▶ **Short task**: In this exercise, return the whole listing exactly, excluding any images.
◆ ◆ ◆
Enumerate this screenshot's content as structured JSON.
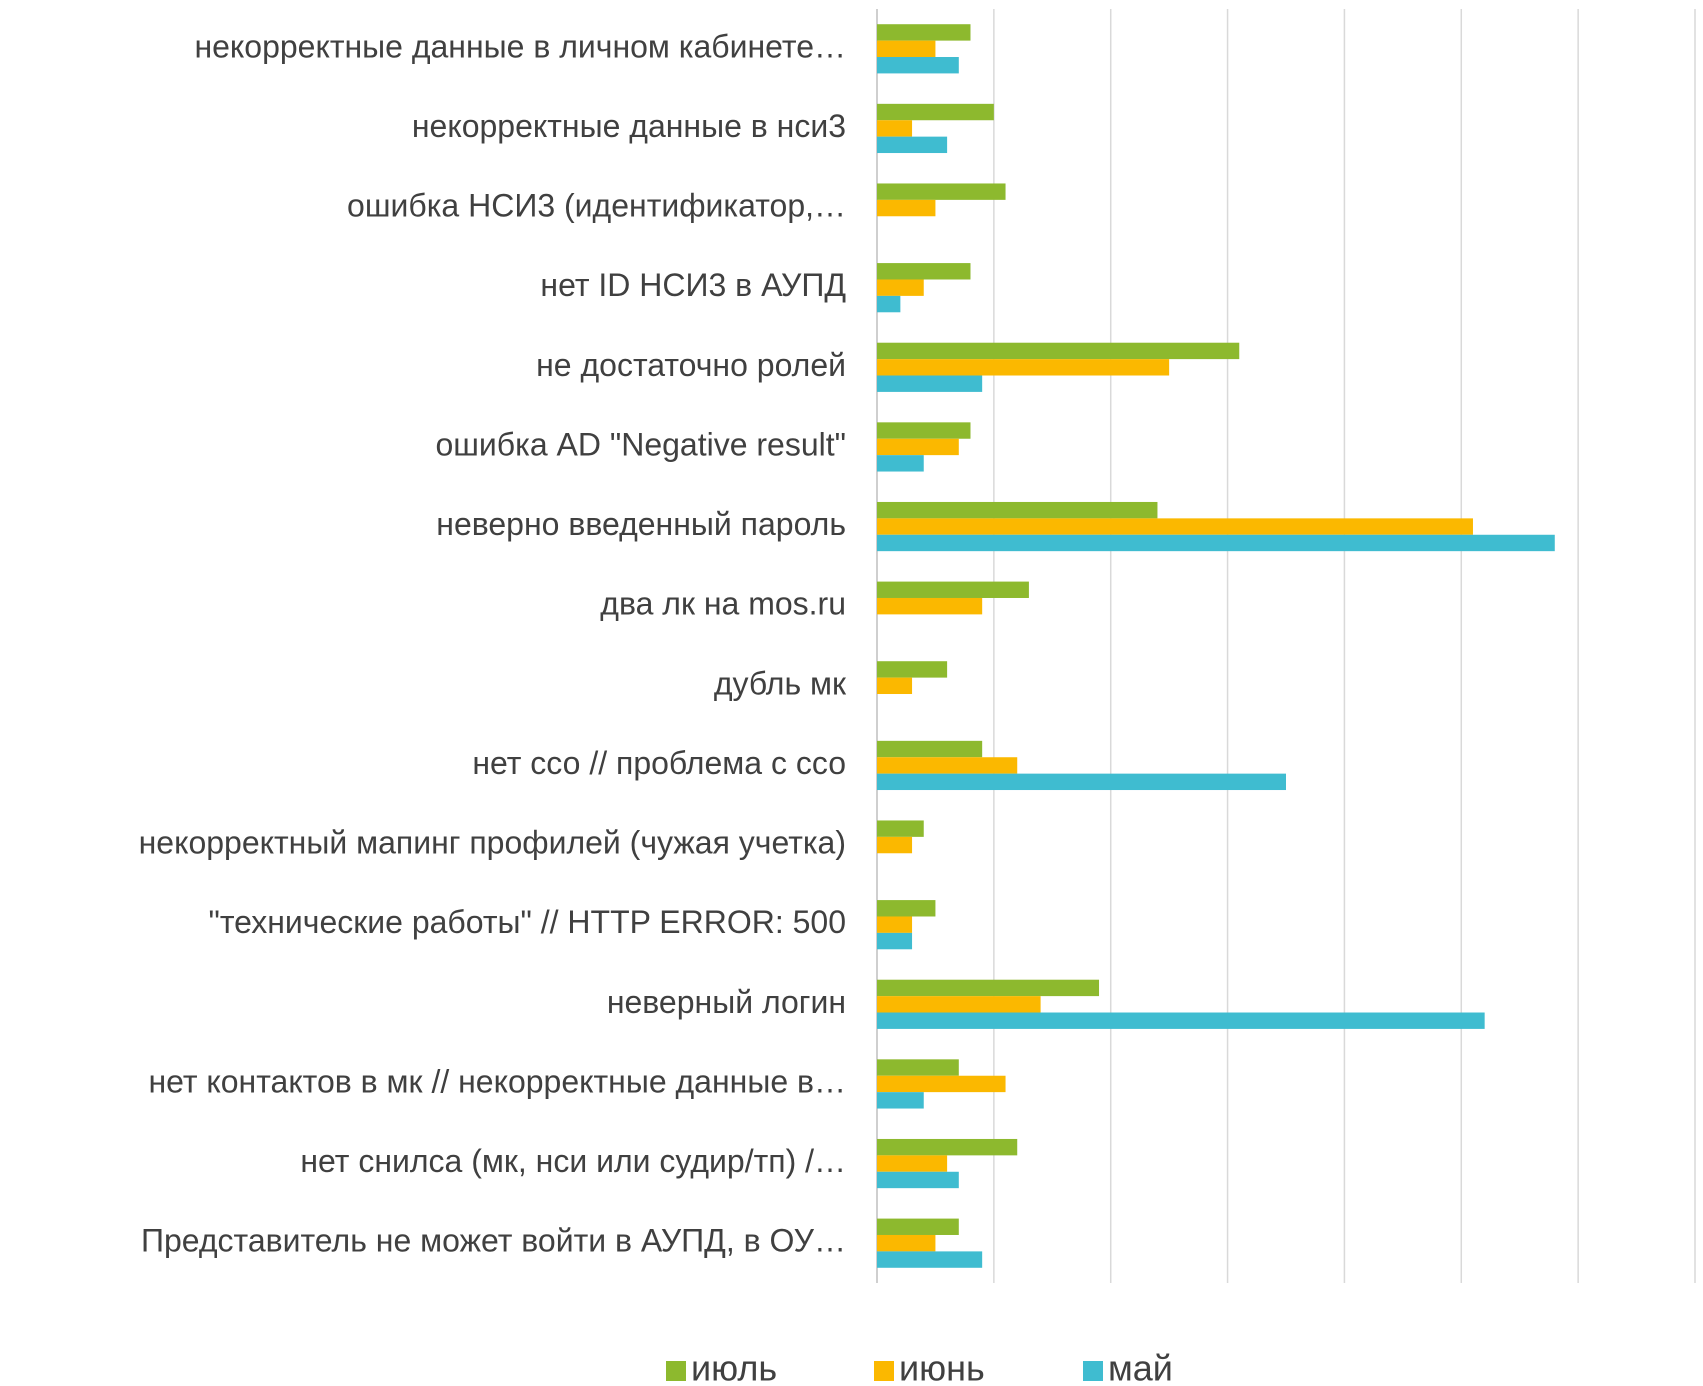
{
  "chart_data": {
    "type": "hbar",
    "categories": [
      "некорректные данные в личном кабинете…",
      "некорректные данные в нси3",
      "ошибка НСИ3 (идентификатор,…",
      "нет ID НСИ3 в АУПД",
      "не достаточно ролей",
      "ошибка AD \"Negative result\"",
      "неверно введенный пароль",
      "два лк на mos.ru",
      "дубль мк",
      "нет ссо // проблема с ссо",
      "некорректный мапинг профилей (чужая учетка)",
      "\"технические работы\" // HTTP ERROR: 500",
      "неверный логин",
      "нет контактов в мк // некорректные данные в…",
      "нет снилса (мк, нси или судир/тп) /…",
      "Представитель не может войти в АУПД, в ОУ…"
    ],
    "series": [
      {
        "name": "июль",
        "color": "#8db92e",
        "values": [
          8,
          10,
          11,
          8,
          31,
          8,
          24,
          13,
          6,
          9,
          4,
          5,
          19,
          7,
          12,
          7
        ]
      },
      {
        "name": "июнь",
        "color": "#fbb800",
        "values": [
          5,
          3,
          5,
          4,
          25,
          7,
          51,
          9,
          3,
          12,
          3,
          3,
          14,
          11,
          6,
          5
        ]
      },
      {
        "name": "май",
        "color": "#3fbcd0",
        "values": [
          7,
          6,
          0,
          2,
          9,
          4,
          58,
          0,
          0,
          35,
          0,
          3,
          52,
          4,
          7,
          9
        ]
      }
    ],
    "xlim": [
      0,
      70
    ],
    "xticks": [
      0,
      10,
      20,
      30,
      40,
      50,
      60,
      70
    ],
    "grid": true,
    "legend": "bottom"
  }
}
◆ ◆ ◆
▶ **The response**:
Enumerate this screenshot's content as structured JSON.
{
  "chart_data": {
    "type": "hbar",
    "categories": [
      "некорректные данные в личном кабинете…",
      "некорректные данные в нси3",
      "ошибка НСИ3 (идентификатор,…",
      "нет ID НСИ3 в АУПД",
      "не достаточно ролей",
      "ошибка AD \"Negative result\"",
      "неверно введенный пароль",
      "два лк на mos.ru",
      "дубль мк",
      "нет ссо // проблема с ссо",
      "некорректный мапинг профилей (чужая учетка)",
      "\"технические работы\" // HTTP ERROR: 500",
      "неверный логин",
      "нет контактов в мк // некорректные данные в…",
      "нет снилса (мк, нси или судир/тп) /…",
      "Представитель не может войти в АУПД, в ОУ…"
    ],
    "series": [
      {
        "name": "июль",
        "color": "#8db92e",
        "values": [
          8,
          10,
          11,
          8,
          31,
          8,
          24,
          13,
          6,
          9,
          4,
          5,
          19,
          7,
          12,
          7
        ]
      },
      {
        "name": "июнь",
        "color": "#fbb800",
        "values": [
          5,
          3,
          5,
          4,
          25,
          7,
          51,
          9,
          3,
          12,
          3,
          3,
          14,
          11,
          6,
          5
        ]
      },
      {
        "name": "май",
        "color": "#3fbcd0",
        "values": [
          7,
          6,
          0,
          2,
          9,
          4,
          58,
          0,
          0,
          35,
          0,
          3,
          52,
          4,
          7,
          9
        ]
      }
    ],
    "xlim": [
      0,
      70
    ],
    "xticks": [
      0,
      10,
      20,
      30,
      40,
      50,
      60,
      70
    ],
    "grid": true,
    "legend": "bottom"
  }
}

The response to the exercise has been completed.